STATED EXERCISE:
Search the records for "виробництва". Copy every line where it appears.

(Figure dataset records)
# # # # #

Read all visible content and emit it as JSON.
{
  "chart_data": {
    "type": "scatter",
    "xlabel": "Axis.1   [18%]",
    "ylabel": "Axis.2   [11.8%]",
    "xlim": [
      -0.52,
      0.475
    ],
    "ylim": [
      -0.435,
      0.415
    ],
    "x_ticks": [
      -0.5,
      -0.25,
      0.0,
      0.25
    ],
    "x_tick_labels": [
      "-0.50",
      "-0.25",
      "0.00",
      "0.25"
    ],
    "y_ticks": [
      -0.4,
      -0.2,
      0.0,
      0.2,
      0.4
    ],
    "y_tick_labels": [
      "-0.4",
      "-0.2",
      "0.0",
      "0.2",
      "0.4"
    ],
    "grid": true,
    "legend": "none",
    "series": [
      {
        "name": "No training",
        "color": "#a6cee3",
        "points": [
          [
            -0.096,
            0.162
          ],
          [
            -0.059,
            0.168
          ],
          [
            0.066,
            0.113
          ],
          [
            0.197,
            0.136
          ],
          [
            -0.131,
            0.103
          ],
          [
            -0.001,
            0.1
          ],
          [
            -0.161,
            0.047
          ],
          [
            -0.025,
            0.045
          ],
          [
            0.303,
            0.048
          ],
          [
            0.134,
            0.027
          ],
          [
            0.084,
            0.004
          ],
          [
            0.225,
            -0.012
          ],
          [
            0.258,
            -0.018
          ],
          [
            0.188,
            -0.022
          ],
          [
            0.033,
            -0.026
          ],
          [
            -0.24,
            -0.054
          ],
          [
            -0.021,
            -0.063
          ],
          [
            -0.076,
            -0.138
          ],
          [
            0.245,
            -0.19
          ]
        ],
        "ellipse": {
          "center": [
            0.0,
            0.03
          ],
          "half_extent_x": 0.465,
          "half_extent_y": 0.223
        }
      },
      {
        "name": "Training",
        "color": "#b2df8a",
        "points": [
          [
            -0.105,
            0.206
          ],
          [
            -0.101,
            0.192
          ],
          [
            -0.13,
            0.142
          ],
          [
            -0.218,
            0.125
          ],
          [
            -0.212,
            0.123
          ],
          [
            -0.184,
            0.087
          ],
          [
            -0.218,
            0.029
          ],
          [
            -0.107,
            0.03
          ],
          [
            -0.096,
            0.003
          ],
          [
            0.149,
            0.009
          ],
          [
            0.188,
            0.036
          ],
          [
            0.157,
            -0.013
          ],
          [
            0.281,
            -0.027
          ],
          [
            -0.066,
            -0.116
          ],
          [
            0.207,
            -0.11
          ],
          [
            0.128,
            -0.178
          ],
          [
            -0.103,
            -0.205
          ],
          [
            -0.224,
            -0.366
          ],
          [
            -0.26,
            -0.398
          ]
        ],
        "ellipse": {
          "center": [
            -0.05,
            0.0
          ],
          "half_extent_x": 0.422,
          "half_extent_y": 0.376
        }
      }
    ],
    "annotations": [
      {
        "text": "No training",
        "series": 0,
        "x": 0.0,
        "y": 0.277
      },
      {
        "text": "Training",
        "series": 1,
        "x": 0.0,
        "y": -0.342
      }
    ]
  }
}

# # # # #

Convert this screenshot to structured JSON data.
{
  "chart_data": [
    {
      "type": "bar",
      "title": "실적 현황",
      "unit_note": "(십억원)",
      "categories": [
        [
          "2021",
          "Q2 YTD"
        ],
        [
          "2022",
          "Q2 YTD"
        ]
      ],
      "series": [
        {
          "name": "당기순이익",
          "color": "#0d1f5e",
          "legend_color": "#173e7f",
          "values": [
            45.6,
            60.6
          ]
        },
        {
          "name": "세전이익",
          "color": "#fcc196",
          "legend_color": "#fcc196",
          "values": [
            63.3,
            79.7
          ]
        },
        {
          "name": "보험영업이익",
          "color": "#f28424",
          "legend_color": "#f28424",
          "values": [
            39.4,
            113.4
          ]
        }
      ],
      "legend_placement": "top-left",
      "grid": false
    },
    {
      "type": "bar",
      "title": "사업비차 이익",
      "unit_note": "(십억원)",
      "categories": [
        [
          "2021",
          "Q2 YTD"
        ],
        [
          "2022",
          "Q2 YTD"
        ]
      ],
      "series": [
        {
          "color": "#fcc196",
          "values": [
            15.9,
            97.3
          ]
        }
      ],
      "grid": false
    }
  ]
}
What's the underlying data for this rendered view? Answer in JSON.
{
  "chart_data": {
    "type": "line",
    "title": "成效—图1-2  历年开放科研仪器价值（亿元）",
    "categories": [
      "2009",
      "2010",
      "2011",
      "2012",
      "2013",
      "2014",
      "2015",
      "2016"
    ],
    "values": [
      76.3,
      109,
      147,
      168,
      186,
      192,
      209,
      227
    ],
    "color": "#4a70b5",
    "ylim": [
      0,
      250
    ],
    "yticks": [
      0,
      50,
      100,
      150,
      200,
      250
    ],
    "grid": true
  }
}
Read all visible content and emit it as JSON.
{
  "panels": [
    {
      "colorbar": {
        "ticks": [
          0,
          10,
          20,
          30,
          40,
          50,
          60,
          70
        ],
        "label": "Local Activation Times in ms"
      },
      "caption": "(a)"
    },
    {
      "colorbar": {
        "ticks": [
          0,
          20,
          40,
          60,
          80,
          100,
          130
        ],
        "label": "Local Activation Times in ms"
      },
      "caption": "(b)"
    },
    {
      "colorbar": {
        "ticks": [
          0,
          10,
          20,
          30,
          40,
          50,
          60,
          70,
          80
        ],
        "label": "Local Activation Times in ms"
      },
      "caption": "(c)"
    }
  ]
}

# # # # #

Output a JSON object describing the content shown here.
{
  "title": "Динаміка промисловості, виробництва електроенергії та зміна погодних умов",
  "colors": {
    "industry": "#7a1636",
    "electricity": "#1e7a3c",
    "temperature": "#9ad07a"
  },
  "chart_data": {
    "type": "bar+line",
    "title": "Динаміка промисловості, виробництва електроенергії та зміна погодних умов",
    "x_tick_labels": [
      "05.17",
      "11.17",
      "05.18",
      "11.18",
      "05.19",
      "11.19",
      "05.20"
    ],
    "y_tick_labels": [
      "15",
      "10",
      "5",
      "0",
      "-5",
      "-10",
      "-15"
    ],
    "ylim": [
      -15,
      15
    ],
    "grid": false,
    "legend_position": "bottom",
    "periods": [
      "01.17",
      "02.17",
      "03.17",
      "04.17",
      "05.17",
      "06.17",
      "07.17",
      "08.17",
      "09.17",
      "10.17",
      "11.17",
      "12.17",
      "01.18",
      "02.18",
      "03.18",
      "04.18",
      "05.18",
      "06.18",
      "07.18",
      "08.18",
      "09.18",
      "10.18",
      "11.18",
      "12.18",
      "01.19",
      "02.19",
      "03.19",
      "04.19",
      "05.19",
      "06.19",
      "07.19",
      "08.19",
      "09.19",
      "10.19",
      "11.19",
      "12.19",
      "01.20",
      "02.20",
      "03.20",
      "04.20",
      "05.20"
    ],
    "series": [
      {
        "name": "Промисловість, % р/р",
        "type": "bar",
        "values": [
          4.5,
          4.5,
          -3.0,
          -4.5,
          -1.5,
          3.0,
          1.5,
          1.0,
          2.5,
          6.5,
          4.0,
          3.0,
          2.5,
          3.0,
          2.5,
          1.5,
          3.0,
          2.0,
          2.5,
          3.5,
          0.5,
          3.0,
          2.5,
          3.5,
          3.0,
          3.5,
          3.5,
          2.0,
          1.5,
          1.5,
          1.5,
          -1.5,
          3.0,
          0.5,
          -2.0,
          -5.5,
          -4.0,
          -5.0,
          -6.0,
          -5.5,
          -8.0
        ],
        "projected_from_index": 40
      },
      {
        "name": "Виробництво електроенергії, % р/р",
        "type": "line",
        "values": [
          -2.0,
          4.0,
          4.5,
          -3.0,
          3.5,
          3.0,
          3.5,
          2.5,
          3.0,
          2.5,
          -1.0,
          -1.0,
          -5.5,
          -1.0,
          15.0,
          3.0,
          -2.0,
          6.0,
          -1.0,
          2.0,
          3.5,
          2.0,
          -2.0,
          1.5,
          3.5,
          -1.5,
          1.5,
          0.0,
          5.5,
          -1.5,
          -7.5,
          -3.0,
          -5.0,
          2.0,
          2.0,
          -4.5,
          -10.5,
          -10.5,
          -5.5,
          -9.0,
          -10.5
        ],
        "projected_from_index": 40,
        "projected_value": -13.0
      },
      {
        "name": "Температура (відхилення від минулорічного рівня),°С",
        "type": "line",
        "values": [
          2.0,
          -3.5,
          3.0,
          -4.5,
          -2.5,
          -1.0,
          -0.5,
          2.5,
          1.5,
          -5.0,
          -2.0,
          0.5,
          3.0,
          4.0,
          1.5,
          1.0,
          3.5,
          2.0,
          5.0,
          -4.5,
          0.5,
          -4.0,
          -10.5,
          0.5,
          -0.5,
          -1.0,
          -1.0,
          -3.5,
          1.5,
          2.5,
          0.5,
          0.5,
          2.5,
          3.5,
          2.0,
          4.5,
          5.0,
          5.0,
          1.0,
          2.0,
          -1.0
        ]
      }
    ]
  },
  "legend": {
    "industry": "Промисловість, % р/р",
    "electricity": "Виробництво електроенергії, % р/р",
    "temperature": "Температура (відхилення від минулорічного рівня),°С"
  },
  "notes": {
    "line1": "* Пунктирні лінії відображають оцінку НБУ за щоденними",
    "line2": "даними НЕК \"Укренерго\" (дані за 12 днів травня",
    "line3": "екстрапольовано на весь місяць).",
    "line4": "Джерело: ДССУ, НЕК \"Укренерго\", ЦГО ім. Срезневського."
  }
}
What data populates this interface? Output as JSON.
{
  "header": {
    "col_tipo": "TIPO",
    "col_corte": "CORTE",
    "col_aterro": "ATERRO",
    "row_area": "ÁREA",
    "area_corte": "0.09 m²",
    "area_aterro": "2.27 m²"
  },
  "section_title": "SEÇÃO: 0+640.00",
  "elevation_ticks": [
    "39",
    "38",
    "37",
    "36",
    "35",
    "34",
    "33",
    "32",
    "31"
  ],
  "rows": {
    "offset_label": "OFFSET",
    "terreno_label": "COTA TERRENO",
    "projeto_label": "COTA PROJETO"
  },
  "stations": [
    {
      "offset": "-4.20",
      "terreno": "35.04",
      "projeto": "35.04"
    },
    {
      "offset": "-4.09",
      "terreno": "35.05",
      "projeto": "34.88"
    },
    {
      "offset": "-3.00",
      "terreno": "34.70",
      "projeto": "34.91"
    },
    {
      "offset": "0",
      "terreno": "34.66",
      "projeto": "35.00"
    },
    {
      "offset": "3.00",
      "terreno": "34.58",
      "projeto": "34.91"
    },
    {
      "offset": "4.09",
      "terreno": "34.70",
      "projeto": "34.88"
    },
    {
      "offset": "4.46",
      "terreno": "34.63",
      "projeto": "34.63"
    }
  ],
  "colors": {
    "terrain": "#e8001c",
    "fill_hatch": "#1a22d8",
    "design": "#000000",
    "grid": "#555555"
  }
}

# # # # #

WORKED ANSWER:
  "title": "Динаміка промисловості, виробництва електроенергії та зміна погодних умов",
    "title": "Динаміка промисловості, виробництва електроенергії та зміна погодних умов",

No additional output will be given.